- _Текст статьи_
↓

|
|
N°177, 28 сентября 2009 |
|
ИД "Время" |
|
|
|
|
Скрипач под крышей
Ицхак Перлман сыграл в Москве очень разную музыку
Израильско-американский скрипач Ицхак Перлман последний раз приезжал в Россию в самом начале 90-х. Считается, что именно после той поездки один из самых знаменитых скрипачей-виртуозов мира начал играть традиционную еврейскую клезмерскую музыку -- так, как ее играли музыканты-клезмеры в черте оседлости, и так, как ее играют сегодня виртуозные музыканты в Америке и во всем мире. Традиционные "хусидлы", "булгары", "нигуны", «танец родителей», «песня рыбака», «усаживание невесты» и другие темы играются так, как игрались в давно ушедшей с карты мира культуре «идиш», однако нельзя не заметить в современной клезмерской музыке, невероятно популярной сегодня в мире, и джазовые принципы. Для сумасшедшей любви всего мира к нежной, веселой, трагической, ироничной и печальной клезмерской музыке Перлман сделал невероятно много.
Но сначала он стал принципиальной фигурой для собственно академической скрипичной культуры. В Москве Перлман дал два концерта -- сначала в Большом зале Консерватории, а на следующий день в отдаленном от академического музыкального центра зале «Барвиха Luxury Village». Оба зала были полны, и публика принимала Перлмана с восторгом во всех его ипостасях.

↑

- _Задания_
1) Какие традиционные темы клезмерской музыки перечислены в статье о Перлмане?
2) Перепишите из статьи о Перлмане фрагмент между словами "Но сначала он" и "всех его ипостасях.", включая их.
Записи, приведённые дальше, никак не связаны со статьёй о Перлмане.

- _Фрагмент набора данных_
↓

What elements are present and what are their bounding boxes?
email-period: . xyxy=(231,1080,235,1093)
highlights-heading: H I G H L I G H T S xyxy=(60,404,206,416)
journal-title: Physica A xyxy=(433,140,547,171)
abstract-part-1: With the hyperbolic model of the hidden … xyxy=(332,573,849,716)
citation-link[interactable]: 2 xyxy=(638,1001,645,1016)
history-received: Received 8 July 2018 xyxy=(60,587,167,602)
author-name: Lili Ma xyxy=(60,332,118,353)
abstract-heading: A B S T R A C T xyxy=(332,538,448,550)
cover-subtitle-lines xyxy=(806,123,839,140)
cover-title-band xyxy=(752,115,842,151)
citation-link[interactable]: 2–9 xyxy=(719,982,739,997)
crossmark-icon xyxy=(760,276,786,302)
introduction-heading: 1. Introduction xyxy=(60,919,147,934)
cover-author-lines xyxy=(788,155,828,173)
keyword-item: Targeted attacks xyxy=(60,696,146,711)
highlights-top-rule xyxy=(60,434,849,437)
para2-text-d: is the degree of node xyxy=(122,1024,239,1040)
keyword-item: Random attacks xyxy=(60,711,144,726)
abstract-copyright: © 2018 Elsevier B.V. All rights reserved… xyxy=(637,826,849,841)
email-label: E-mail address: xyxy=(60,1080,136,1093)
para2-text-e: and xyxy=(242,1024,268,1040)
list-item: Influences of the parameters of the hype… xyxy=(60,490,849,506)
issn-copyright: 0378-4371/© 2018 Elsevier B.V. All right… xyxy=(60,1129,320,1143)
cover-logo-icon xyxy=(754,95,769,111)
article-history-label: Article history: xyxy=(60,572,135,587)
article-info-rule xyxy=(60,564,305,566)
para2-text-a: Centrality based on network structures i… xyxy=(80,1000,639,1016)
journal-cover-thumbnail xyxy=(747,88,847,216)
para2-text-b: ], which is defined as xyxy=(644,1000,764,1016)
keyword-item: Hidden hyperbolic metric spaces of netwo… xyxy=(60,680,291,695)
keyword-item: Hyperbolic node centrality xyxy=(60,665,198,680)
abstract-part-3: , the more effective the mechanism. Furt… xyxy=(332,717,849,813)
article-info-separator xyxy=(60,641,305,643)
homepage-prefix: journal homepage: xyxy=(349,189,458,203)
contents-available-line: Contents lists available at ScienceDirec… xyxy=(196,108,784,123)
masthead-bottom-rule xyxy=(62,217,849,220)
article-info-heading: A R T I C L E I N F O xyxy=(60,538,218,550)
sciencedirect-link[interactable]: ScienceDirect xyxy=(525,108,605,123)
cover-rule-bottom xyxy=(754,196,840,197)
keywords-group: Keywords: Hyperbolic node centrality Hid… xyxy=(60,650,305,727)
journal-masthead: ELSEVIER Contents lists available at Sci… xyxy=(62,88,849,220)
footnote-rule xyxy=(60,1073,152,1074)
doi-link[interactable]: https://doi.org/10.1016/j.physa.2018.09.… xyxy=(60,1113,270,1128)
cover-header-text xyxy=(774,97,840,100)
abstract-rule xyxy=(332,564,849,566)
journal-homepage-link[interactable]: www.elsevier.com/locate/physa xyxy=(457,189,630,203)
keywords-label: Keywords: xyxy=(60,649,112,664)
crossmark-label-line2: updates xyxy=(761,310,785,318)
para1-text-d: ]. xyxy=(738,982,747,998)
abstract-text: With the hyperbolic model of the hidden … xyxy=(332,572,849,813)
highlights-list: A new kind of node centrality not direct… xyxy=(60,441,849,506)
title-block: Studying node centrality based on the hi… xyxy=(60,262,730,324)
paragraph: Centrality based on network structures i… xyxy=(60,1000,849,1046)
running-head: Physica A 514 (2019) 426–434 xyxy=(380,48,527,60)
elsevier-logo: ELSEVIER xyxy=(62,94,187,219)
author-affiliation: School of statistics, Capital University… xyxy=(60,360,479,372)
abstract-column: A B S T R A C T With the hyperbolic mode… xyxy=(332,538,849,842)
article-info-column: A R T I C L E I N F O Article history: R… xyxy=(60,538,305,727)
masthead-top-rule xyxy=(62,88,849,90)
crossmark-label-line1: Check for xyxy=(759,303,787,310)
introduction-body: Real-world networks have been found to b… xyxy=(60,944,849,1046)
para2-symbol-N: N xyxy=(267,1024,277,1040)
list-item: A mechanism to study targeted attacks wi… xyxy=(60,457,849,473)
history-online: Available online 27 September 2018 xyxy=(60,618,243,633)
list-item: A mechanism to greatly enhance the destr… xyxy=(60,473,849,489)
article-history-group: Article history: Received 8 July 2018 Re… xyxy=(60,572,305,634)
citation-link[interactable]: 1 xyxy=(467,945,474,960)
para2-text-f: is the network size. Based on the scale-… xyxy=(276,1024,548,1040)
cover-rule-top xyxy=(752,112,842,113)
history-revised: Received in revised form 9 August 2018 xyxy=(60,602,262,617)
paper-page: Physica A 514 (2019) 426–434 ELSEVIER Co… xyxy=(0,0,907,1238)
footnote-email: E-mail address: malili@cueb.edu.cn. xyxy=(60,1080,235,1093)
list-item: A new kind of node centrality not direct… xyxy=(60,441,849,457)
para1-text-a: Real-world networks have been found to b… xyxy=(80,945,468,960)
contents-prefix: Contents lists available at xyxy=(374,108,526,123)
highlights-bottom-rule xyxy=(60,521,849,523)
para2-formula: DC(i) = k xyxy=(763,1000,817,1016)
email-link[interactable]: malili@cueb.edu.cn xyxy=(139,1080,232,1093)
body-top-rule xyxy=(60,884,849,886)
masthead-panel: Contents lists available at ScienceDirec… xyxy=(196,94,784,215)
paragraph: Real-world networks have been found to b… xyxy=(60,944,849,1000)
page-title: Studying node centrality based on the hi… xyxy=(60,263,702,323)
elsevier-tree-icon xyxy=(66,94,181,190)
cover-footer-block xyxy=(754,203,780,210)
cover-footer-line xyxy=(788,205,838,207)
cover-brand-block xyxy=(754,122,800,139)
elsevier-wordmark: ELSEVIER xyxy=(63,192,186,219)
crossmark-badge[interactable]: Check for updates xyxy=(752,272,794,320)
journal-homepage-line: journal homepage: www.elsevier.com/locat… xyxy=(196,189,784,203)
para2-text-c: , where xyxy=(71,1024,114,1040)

↑

- _Решённые задания_
1) «Хусидлы», «булгары», «нигуны», «танец родителей», «песня рыбака», «усаживание невесты».

2)
Но сначала он стал принципиальной фигурой для собственно академической скрипичной культуры. В Москве Перлман дал два концерта -- сначала в Большом зале Консерватории, а на следующий день в отдаленном от академического музыкального центра зале «Барвиха Luxury Village». Оба зала были полны, и публика принимала Перлмана с восторгом во всех его ипостасях.